PROBLEM: Set down the records once more, please, exactly and with the pictures left out.

EXTRACTED DATA:

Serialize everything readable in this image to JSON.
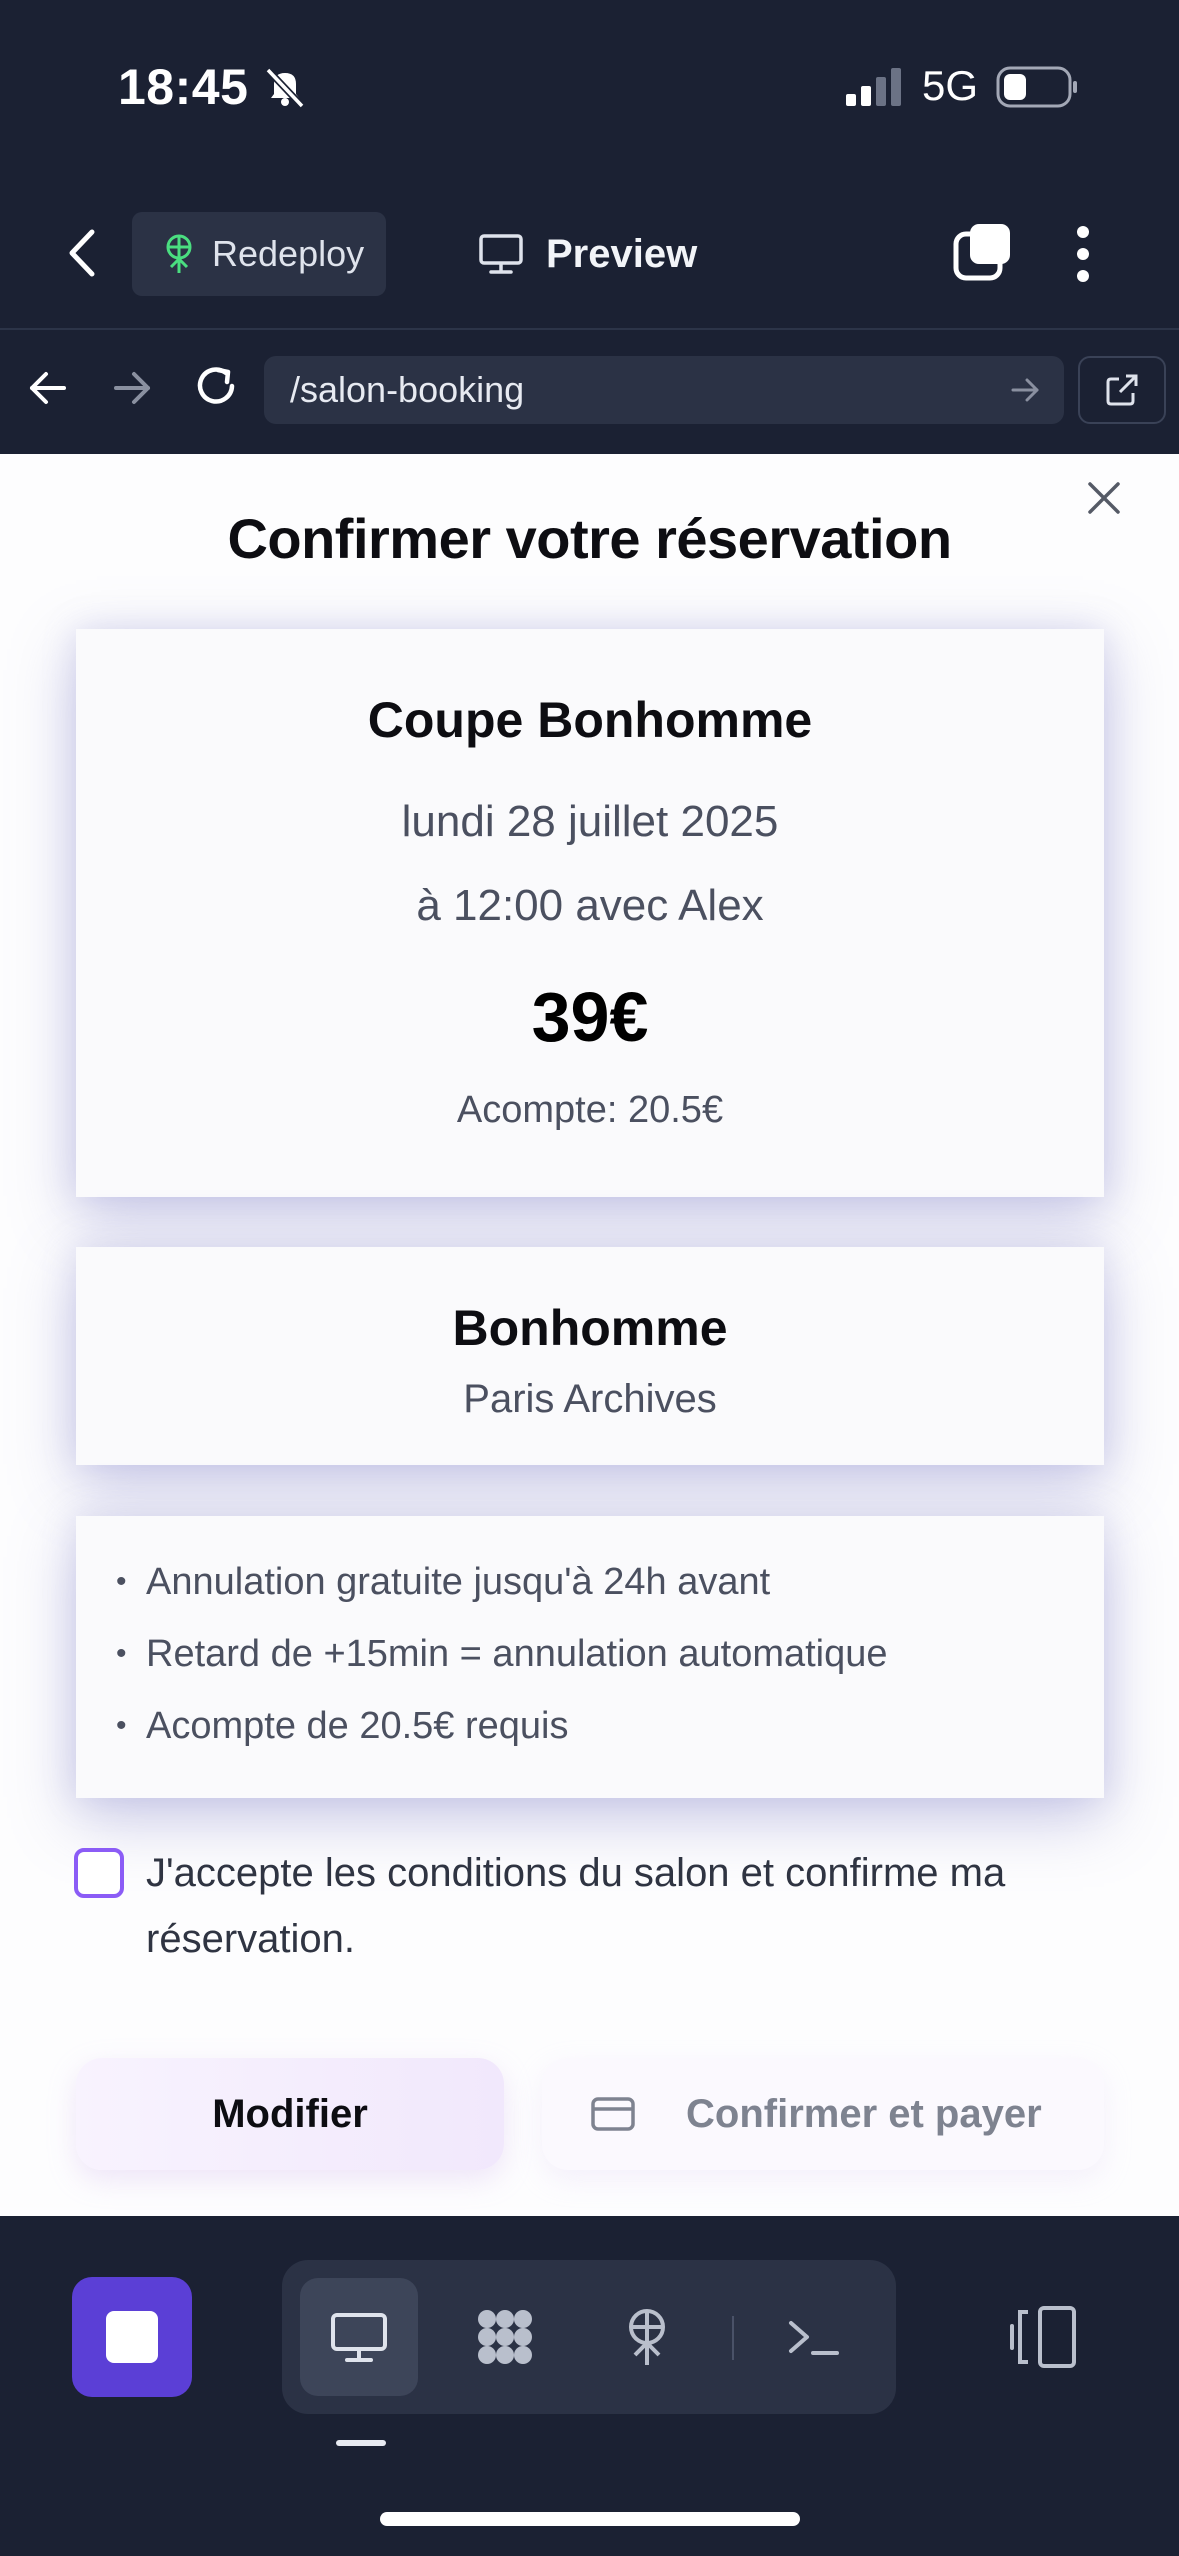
{
  "status_bar": {
    "time": "18:45",
    "network": "5G",
    "icons": [
      "bell-slash-icon",
      "signal-icon",
      "battery-icon"
    ]
  },
  "app_header": {
    "redeploy_label": "Redeploy",
    "preview_label": "Preview",
    "icons": [
      "chevron-left-icon",
      "antenna-icon",
      "monitor-icon",
      "tabs-icon",
      "kebab-menu-icon"
    ]
  },
  "browser": {
    "url": "/salon-booking",
    "icons": [
      "arrow-left-icon",
      "arrow-right-icon",
      "reload-icon",
      "arrow-right-icon",
      "external-link-icon"
    ]
  },
  "modal": {
    "title": "Confirmer votre réservation",
    "service": {
      "name": "Coupe Bonhomme",
      "date": "lundi 28 juillet 2025",
      "time_with": "à 12:00 avec Alex",
      "price": "39€",
      "deposit": "Acompte: 20.5€"
    },
    "salon": {
      "name": "Bonhomme",
      "location": "Paris Archives"
    },
    "rules": [
      "Annulation gratuite jusqu'à 24h avant",
      "Retard de +15min = annulation automatique",
      "Acompte de 20.5€ requis"
    ],
    "consent_text": "J'accepte les conditions du salon et confirme ma réservation.",
    "consent_checked": false,
    "modify_label": "Modifier",
    "confirm_label": "Confirmer et payer"
  },
  "toolbar": {
    "accent_color": "#5b3fd6",
    "items": [
      "stop-icon",
      "monitor-icon",
      "apps-grid-icon",
      "antenna-icon",
      "terminal-icon",
      "panel-icon"
    ],
    "active_item": "monitor-icon"
  },
  "colors": {
    "background": "#1b2133",
    "surface": "#2b3245",
    "checkbox_border": "#8b5cf6"
  }
}
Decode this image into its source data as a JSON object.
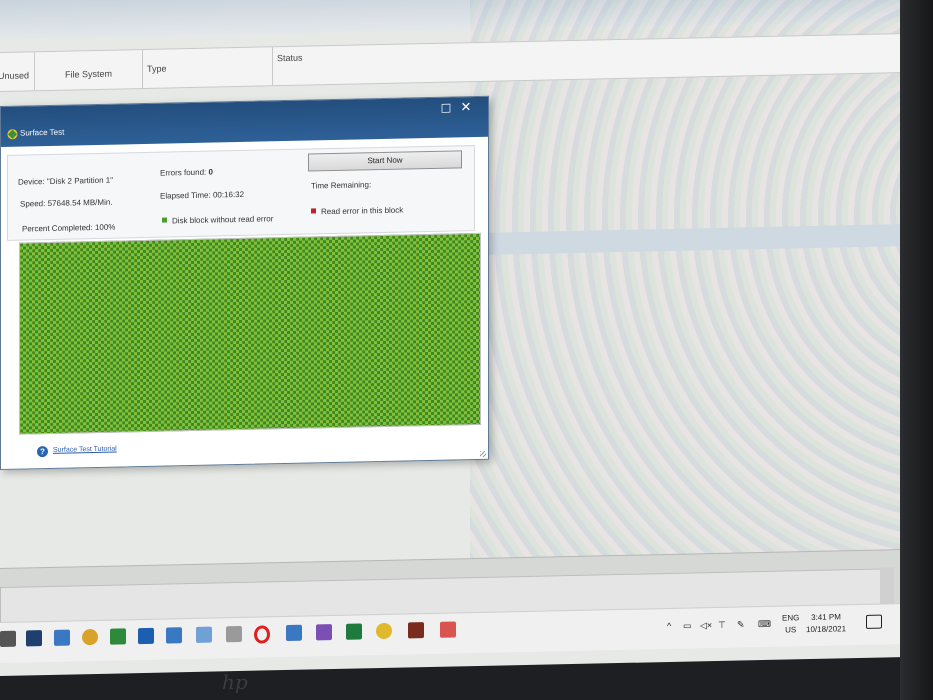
{
  "background_window": {
    "columns": [
      {
        "label": "Unused"
      },
      {
        "label": "File System"
      },
      {
        "label": "Type"
      },
      {
        "label": "Status"
      }
    ]
  },
  "dialog": {
    "title": "Surface Test",
    "device_label": "Device:",
    "device_value": "\"Disk 2 Partition 1\"",
    "speed_label": "Speed:",
    "speed_value": "57648.54 MB/Min.",
    "percent_label": "Percent Completed:",
    "percent_value": "100%",
    "errors_label": "Errors found:",
    "errors_value": "0",
    "elapsed_label": "Elapsed Time:",
    "elapsed_value": "00:16:32",
    "remaining_label": "Time Remaining:",
    "legend_ok": "Disk block without read error",
    "legend_err": "Read error in this block",
    "start_button": "Start Now",
    "help_link": "Surface Test Tutorial",
    "progress_percent": 100,
    "colors": {
      "ok_block": "#4a9e2e",
      "error_block": "#c0202a",
      "titlebar": "#2a5a8e"
    }
  },
  "taskbar": {
    "lang_top": "ENG",
    "lang_bottom": "US",
    "time": "3:41 PM",
    "date": "10/18/2021",
    "icons": [
      "windows-tool-icon",
      "security-icon",
      "app-icon",
      "controller-icon",
      "teamviewer-icon",
      "network-icon",
      "app-window-icon",
      "tools-icon",
      "opera-icon",
      "app-window-icon",
      "visual-studio-icon",
      "excel-icon",
      "partition-tool-icon",
      "winrar-icon",
      "paint-icon"
    ]
  },
  "bezel": {
    "logo": "hp"
  }
}
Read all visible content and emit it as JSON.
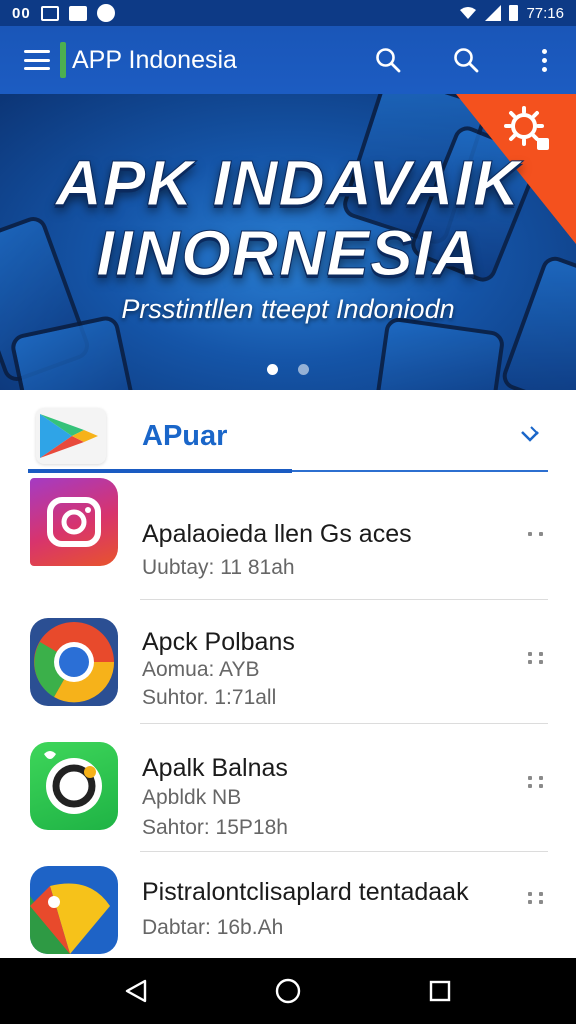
{
  "status_bar": {
    "left_text": "00",
    "time": "77:16"
  },
  "app_bar": {
    "title": "APP Indonesia"
  },
  "banner": {
    "title_line1": "APK INDAVAIK",
    "title_line2": "IINORNESIA",
    "subtitle": "Prsstintllen tteept Indoniodn",
    "slides": 2,
    "active_slide": 1
  },
  "store": {
    "title": "APuar"
  },
  "apps": [
    {
      "name": "Apalaoieda llen Gs aces",
      "meta1": "Uubtay: 11 81ah",
      "meta2": "",
      "icon": "instagram-icon"
    },
    {
      "name": "Apck Polbans",
      "meta1": "Aomua: AYB",
      "meta2": "Suhtor. 1:71all",
      "icon": "chrome-icon"
    },
    {
      "name": "Apalk Balnas",
      "meta1": "Apbldk   NB",
      "meta2": "Sahtor: 15P18h",
      "icon": "camera-app-icon"
    },
    {
      "name": "Pistralontclisaplard tentadaak",
      "meta1": "Dabtar: 16b.Ah",
      "meta2": "",
      "icon": "maps-icon"
    }
  ],
  "colors": {
    "app_bar": "#1a56b8",
    "status_bar": "#0d3a86",
    "accent_green": "#4caf50",
    "store_title": "#1a66c9",
    "banner_corner": "#f4511e"
  }
}
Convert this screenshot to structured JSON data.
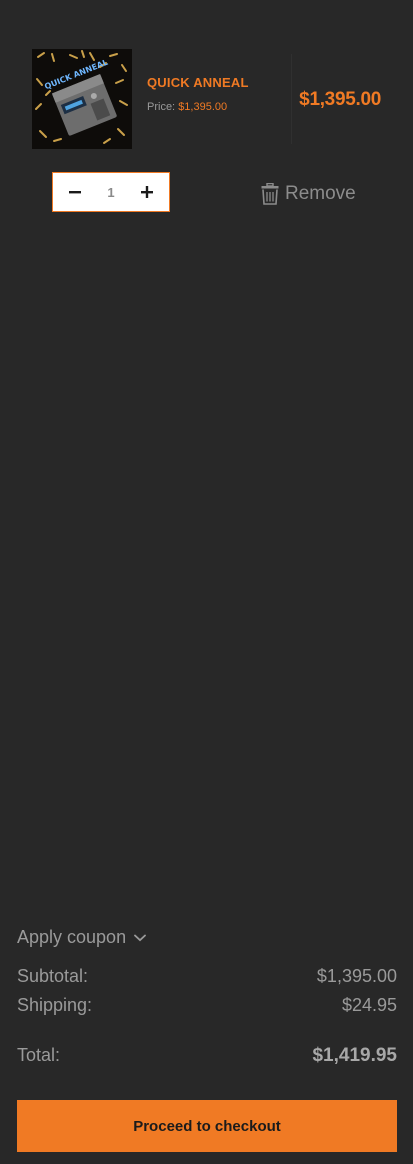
{
  "cart_item": {
    "name": "QUICK ANNEAL",
    "price_label": "Price:",
    "price_value": "$1,395.00",
    "line_total": "$1,395.00",
    "image_alt": "Quick Anneal machine",
    "image_text": "QUICK ANNEAL",
    "quantity": "1",
    "remove_label": "Remove"
  },
  "summary": {
    "coupon_label": "Apply coupon",
    "subtotal_label": "Subtotal:",
    "subtotal_value": "$1,395.00",
    "shipping_label": "Shipping:",
    "shipping_value": "$24.95",
    "total_label": "Total:",
    "total_value": "$1,419.95"
  },
  "checkout_label": "Proceed to checkout",
  "colors": {
    "background": "#282828",
    "accent": "#f07a24"
  },
  "icons": {
    "decrease": "minus-icon",
    "increase": "plus-icon",
    "remove": "trash-icon",
    "coupon": "chevron-down-icon"
  }
}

SOLUTION TO THIS EXERCISE:
Serialize everything readable in this image to JSON.
{
  "status_bar": {
    "time": "18:45",
    "network": "5G",
    "icons": [
      "bell-slash-icon",
      "signal-icon",
      "battery-icon"
    ]
  },
  "app_header": {
    "redeploy_label": "Redeploy",
    "preview_label": "Preview",
    "icons": [
      "chevron-left-icon",
      "antenna-icon",
      "monitor-icon",
      "tabs-icon",
      "kebab-menu-icon"
    ]
  },
  "browser": {
    "url": "/salon-booking",
    "icons": [
      "arrow-left-icon",
      "arrow-right-icon",
      "reload-icon",
      "arrow-right-icon",
      "external-link-icon"
    ]
  },
  "modal": {
    "title": "Confirmer votre réservation",
    "service": {
      "name": "Coupe Bonhomme",
      "date": "lundi 28 juillet 2025",
      "time_with": "à 12:00 avec Alex",
      "price": "39€",
      "deposit": "Acompte: 20.5€"
    },
    "salon": {
      "name": "Bonhomme",
      "location": "Paris Archives"
    },
    "rules": [
      "Annulation gratuite jusqu'à 24h avant",
      "Retard de +15min = annulation automatique",
      "Acompte de 20.5€ requis"
    ],
    "consent_text": "J'accepte les conditions du salon et confirme ma réservation.",
    "consent_checked": false,
    "modify_label": "Modifier",
    "confirm_label": "Confirmer et payer"
  },
  "toolbar": {
    "accent_color": "#5b3fd6",
    "items": [
      "stop-icon",
      "monitor-icon",
      "apps-grid-icon",
      "antenna-icon",
      "terminal-icon",
      "panel-icon"
    ],
    "active_item": "monitor-icon"
  },
  "colors": {
    "background": "#1b2133",
    "surface": "#2b3245",
    "checkbox_border": "#8b5cf6"
  }
}
Decode this image into its source data as a JSON object.
{
  "background_window": {
    "columns": [
      {
        "label": "Unused"
      },
      {
        "label": "File System"
      },
      {
        "label": "Type"
      },
      {
        "label": "Status"
      }
    ]
  },
  "dialog": {
    "title": "Surface Test",
    "device_label": "Device:",
    "device_value": "\"Disk 2 Partition 1\"",
    "speed_label": "Speed:",
    "speed_value": "57648.54 MB/Min.",
    "percent_label": "Percent Completed:",
    "percent_value": "100%",
    "errors_label": "Errors found:",
    "errors_value": "0",
    "elapsed_label": "Elapsed Time:",
    "elapsed_value": "00:16:32",
    "remaining_label": "Time Remaining:",
    "legend_ok": "Disk block without read error",
    "legend_err": "Read error in this block",
    "start_button": "Start Now",
    "help_link": "Surface Test Tutorial",
    "progress_percent": 100,
    "colors": {
      "ok_block": "#4a9e2e",
      "error_block": "#c0202a",
      "titlebar": "#2a5a8e"
    }
  },
  "taskbar": {
    "lang_top": "ENG",
    "lang_bottom": "US",
    "time": "3:41 PM",
    "date": "10/18/2021",
    "icons": [
      "windows-tool-icon",
      "security-icon",
      "app-icon",
      "controller-icon",
      "teamviewer-icon",
      "network-icon",
      "app-window-icon",
      "tools-icon",
      "opera-icon",
      "app-window-icon",
      "visual-studio-icon",
      "excel-icon",
      "partition-tool-icon",
      "winrar-icon",
      "paint-icon"
    ]
  },
  "bezel": {
    "logo": "hp"
  }
}
Read all visible content and emit it as JSON.
{
  "status_bar": {
    "left_text": "00",
    "time": "77:16"
  },
  "app_bar": {
    "title": "APP Indonesia"
  },
  "banner": {
    "title_line1": "APK INDAVAIK",
    "title_line2": "IINORNESIA",
    "subtitle": "Prsstintllen tteept Indoniodn",
    "slides": 2,
    "active_slide": 1
  },
  "store": {
    "title": "APuar"
  },
  "apps": [
    {
      "name": "Apalaoieda llen Gs aces",
      "meta1": "Uubtay: 11 81ah",
      "meta2": "",
      "icon": "instagram-icon"
    },
    {
      "name": "Apck Polbans",
      "meta1": "Aomua: AYB",
      "meta2": "Suhtor. 1:71all",
      "icon": "chrome-icon"
    },
    {
      "name": "Apalk Balnas",
      "meta1": "Apbldk   NB",
      "meta2": "Sahtor: 15P18h",
      "icon": "camera-app-icon"
    },
    {
      "name": "Pistralontclisaplard tentadaak",
      "meta1": "Dabtar: 16b.Ah",
      "meta2": "",
      "icon": "maps-icon"
    }
  ],
  "colors": {
    "app_bar": "#1a56b8",
    "status_bar": "#0d3a86",
    "accent_green": "#4caf50",
    "store_title": "#1a66c9",
    "banner_corner": "#f4511e"
  }
}
Convert this screenshot to structured JSON data.
{
  "cart_item": {
    "name": "QUICK ANNEAL",
    "price_label": "Price:",
    "price_value": "$1,395.00",
    "line_total": "$1,395.00",
    "image_alt": "Quick Anneal machine",
    "image_text": "QUICK ANNEAL",
    "quantity": "1",
    "remove_label": "Remove"
  },
  "summary": {
    "coupon_label": "Apply coupon",
    "subtotal_label": "Subtotal:",
    "subtotal_value": "$1,395.00",
    "shipping_label": "Shipping:",
    "shipping_value": "$24.95",
    "total_label": "Total:",
    "total_value": "$1,419.95"
  },
  "checkout_label": "Proceed to checkout",
  "colors": {
    "background": "#282828",
    "accent": "#f07a24"
  },
  "icons": {
    "decrease": "minus-icon",
    "increase": "plus-icon",
    "remove": "trash-icon",
    "coupon": "chevron-down-icon"
  }
}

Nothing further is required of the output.